Task details:
Look for the word "Cómo" in the entries below, then copy every line that has it.

Provided data:
━━━━━━━━━━━━━━━━

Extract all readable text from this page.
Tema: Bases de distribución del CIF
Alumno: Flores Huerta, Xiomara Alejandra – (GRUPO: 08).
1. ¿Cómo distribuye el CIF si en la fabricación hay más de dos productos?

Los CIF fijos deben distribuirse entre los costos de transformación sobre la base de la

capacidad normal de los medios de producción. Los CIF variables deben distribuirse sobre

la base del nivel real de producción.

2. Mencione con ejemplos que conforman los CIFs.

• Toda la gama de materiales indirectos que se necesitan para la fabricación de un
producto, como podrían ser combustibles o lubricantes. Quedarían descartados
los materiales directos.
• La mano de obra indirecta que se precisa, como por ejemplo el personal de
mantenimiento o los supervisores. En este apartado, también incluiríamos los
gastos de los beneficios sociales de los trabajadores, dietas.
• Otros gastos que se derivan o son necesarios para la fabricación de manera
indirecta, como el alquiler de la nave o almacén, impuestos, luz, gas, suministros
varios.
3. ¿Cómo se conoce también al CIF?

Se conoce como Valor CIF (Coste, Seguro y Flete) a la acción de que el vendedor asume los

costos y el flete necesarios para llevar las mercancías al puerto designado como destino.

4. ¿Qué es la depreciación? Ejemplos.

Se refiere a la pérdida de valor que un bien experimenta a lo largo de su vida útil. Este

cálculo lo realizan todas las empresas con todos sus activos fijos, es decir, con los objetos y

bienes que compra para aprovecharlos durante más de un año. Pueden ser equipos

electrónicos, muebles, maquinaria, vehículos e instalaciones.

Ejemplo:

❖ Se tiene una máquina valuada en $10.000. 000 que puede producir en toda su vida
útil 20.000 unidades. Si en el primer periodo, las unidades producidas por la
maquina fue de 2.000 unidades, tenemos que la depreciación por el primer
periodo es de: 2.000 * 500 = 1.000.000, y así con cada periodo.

━━━━━━━━━━━━━━━━

The reply:
1. ¿Cómo distribuye el CIF si en la fabricación hay más de dos productos?
3. ¿Cómo se conoce también al CIF?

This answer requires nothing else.